Jul 03 2007
Data Center

Bracing for the Unknown

State and local governments approach disaster recovery planning as a work in progress.

State and local government officials are free to choose when to develop their disaster recovery plans, but Mother Nature decides when they’ll need to do disaster recovery. Paul Tumminello, information security officer in the judicial administrator’s office at the Louisiana Supreme Court, experienced firsthand the wrath of Mother Nature.

“[Hurricane] Katrina hit about one year too early for us,” he says. Emergency preparedness had been a court priority and a disaster recovery plan was in the works, but not fully in place to handle the unprecedented natural disaster that unexpectedly hit the Gulf Coast in August 2005.

All things considered, Tumminello’s office fared pretty well compared with other information technology shops in the area. It was back online within a week. But it’s not a week that Tumminello would ever want to relive.

Three days after the storm, he was able to make his way to the Baton Rouge satellite office, where management had begun making recovery plans. One big problem was communications. Telephone landlines were down and cell phone service was spotty. As communications were practically nonexistent, Tumminello says, “All kinds of rumors were flying around, so we really didn’t know what we were in for.”

Finally, he was able to get in touch with a key team member, Robert Leali, who had experience with disaster planning from a previous position in the Florida Keys. Leali contacted the organization’s Internet service provider in Baton Rouge and arranged for colocation facilities to house the court’s physical hardware. The ISP also provided Internet connectivity to other recovery locations.

[Entries for item positions]
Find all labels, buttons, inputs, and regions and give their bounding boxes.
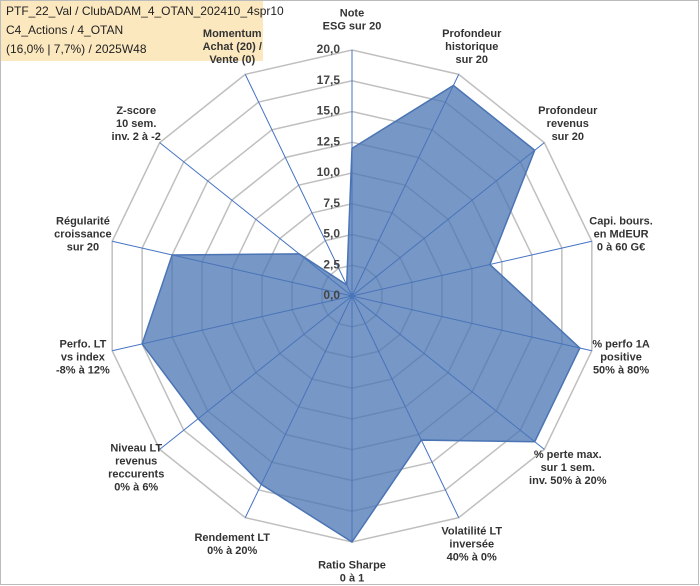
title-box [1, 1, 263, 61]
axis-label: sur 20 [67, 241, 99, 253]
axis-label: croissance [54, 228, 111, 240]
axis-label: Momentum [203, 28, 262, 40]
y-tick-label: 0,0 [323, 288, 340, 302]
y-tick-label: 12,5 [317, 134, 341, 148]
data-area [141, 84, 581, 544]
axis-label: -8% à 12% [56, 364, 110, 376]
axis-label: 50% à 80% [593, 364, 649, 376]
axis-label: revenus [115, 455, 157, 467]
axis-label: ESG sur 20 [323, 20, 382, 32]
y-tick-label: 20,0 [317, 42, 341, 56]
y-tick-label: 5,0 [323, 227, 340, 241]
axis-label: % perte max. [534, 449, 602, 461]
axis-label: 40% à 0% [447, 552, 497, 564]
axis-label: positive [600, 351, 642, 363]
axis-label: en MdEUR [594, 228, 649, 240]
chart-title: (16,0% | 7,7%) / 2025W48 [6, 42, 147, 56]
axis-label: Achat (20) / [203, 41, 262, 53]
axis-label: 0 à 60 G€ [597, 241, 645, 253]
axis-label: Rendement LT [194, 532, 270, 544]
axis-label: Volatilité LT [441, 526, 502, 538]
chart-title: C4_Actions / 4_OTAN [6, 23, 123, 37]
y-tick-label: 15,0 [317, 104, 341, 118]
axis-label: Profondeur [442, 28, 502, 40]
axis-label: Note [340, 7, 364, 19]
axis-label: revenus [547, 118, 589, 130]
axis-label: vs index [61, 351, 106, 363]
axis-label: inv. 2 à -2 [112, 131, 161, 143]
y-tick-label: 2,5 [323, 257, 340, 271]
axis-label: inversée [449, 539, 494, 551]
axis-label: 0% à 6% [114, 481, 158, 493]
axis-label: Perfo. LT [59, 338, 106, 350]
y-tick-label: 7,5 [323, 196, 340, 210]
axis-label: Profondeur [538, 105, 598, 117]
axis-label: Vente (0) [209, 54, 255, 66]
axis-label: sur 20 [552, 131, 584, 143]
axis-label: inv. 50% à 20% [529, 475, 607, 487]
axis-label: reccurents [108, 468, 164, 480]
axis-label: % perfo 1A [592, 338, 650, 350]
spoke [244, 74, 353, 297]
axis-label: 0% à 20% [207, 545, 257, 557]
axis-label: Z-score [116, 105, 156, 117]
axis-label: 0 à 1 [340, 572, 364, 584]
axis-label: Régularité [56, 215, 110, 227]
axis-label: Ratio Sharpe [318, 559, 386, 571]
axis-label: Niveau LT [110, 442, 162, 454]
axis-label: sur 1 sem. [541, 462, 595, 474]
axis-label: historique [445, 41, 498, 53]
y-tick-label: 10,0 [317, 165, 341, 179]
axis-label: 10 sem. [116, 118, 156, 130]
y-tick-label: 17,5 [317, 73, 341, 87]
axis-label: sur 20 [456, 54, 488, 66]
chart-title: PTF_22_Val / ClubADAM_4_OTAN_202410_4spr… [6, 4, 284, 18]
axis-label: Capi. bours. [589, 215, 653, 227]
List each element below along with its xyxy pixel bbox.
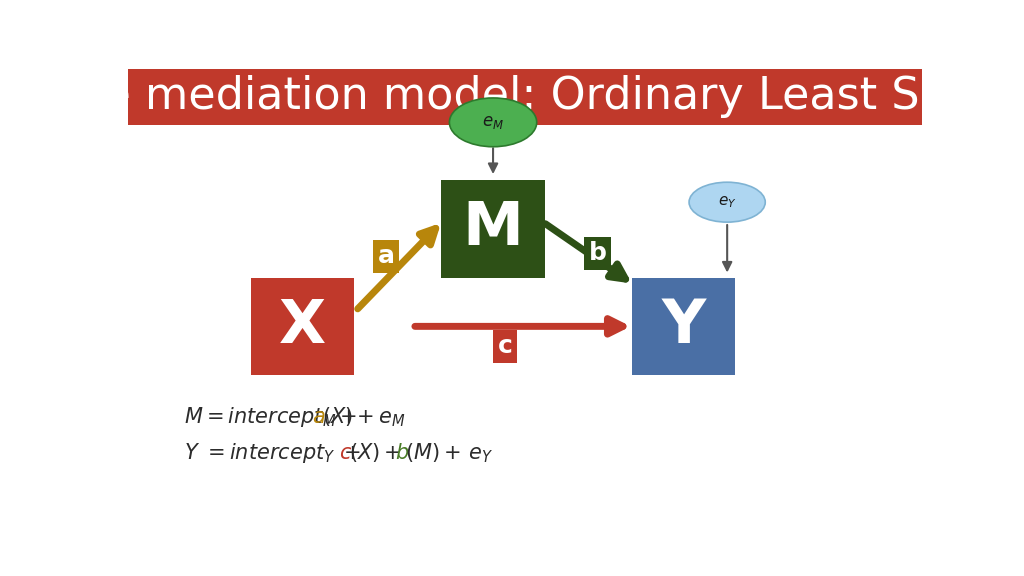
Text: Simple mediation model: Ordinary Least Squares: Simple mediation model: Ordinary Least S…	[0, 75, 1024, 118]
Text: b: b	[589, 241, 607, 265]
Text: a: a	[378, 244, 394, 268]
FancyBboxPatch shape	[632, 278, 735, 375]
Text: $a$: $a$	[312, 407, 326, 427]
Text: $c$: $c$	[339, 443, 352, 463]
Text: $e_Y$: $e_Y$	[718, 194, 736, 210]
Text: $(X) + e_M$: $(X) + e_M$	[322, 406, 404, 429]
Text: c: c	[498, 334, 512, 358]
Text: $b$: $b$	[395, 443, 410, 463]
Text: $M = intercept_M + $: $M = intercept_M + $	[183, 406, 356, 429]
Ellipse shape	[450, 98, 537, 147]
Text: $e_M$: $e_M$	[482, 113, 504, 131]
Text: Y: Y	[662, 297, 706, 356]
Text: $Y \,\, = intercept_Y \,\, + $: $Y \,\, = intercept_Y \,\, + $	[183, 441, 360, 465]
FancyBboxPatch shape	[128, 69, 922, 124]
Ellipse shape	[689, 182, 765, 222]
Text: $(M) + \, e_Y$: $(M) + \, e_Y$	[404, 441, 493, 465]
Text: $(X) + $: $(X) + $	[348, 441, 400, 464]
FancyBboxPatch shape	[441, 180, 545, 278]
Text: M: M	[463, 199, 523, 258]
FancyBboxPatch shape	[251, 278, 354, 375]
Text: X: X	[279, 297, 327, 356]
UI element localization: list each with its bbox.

TASKS TO COMPLETE |
**A)** Duplicate the part of the disaster recovery article that begins at the words "Jul 03 2007" and stops after the words "of Mother Nature.".
**B)** Express the lines of the records as a numbered list, leaving out blank lines. Begin at the line that contains "Text: Simple mediation" and continue through the end of the records.
The article and the records were taken from unrelated sources.

ANSWERS IN ORDER |
**A)**
Jul 03 2007
Data Center

Bracing for the Unknown

State and local governments approach disaster recovery planning as a work in progress.

State and local government officials are free to choose when to develop their disaster recovery plans, but Mother Nature decides when they’ll need to do disaster recovery. Paul Tumminello, information security officer in the judicial administrator’s office at the Louisiana Supreme Court, experienced firsthand the wrath of Mother Nature.

**B)**
1. Text: Simple mediation model: Ordinary Least Squares: Simple mediation model: Ordinary Least S…	[0, 75, 1024, 118]
2. Text: b: b	[589, 241, 607, 265]
3. Text: a: a	[378, 244, 394, 268]
4. FancyBboxPatch shape	[632, 278, 735, 375]
5. Text: $a$: $a$	[312, 407, 326, 427]
6. Text: $c$: $c$	[339, 443, 352, 463]
7. Text: $e_Y$: $e_Y$	[718, 194, 736, 210]
8. Text: $(X) + e_M$: $(X) + e_M$	[322, 406, 404, 429]
9. Text: c: c	[498, 334, 512, 358]
10. Text: $b$: $b$	[395, 443, 410, 463]
11. Text: $M = intercept_M + $: $M = intercept_M + $	[183, 406, 356, 429]
12. Ellipse shape	[450, 98, 537, 147]
13. Text: $e_M$: $e_M$	[482, 113, 504, 131]
14. Text: Y: Y	[662, 297, 706, 356]
15. Text: $Y \,\, = intercept_Y \,\, + $: $Y \,\, = intercept_Y \,\, + $	[183, 441, 360, 465]
16. FancyBboxPatch shape	[128, 69, 922, 124]
17. Ellipse shape	[689, 182, 765, 222]
18. Text: $(M) + \, e_Y$: $(M) + \, e_Y$	[404, 441, 493, 465]
19. Text: $(X) + $: $(X) + $	[348, 441, 400, 464]
20. FancyBboxPatch shape	[441, 180, 545, 278]
21. Text: M: M	[463, 199, 523, 258]
22. FancyBboxPatch shape	[251, 278, 354, 375]
23. Text: X: X	[279, 297, 327, 356]
24. UI element localization: list each with its bbox.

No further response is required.